→ **Recorded data**
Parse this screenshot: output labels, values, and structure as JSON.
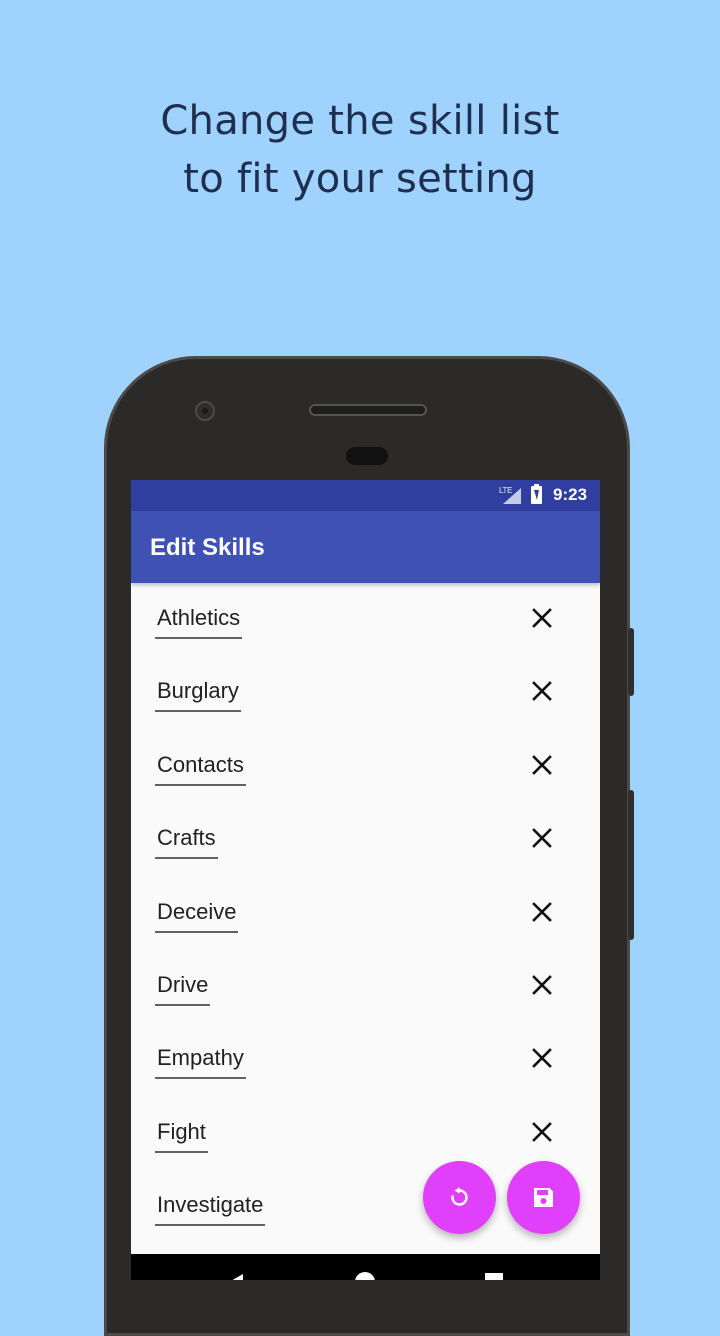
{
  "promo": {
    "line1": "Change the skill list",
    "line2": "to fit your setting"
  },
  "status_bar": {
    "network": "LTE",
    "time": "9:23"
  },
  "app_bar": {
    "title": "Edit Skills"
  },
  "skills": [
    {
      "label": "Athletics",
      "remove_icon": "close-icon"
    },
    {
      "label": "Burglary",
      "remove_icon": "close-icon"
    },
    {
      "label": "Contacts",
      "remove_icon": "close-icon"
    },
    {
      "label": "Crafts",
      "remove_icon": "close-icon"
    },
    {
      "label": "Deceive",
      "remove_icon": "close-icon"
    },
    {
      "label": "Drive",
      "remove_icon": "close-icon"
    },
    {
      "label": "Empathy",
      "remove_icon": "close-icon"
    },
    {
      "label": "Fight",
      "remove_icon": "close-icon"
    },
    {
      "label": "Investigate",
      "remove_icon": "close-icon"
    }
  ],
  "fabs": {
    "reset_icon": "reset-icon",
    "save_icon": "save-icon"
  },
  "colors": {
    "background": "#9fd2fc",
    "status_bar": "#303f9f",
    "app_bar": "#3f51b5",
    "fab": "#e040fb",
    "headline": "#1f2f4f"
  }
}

→ **Task prompt**
The records above should be reproduced exactly, with no pictures included.

→ **Result**
Parse this screenshot: output labels, values, and structure as JSON.
{
  "promo": {
    "line1": "Change the skill list",
    "line2": "to fit your setting"
  },
  "status_bar": {
    "network": "LTE",
    "time": "9:23"
  },
  "app_bar": {
    "title": "Edit Skills"
  },
  "skills": [
    {
      "label": "Athletics",
      "remove_icon": "close-icon"
    },
    {
      "label": "Burglary",
      "remove_icon": "close-icon"
    },
    {
      "label": "Contacts",
      "remove_icon": "close-icon"
    },
    {
      "label": "Crafts",
      "remove_icon": "close-icon"
    },
    {
      "label": "Deceive",
      "remove_icon": "close-icon"
    },
    {
      "label": "Drive",
      "remove_icon": "close-icon"
    },
    {
      "label": "Empathy",
      "remove_icon": "close-icon"
    },
    {
      "label": "Fight",
      "remove_icon": "close-icon"
    },
    {
      "label": "Investigate",
      "remove_icon": "close-icon"
    }
  ],
  "fabs": {
    "reset_icon": "reset-icon",
    "save_icon": "save-icon"
  },
  "colors": {
    "background": "#9fd2fc",
    "status_bar": "#303f9f",
    "app_bar": "#3f51b5",
    "fab": "#e040fb",
    "headline": "#1f2f4f"
  }
}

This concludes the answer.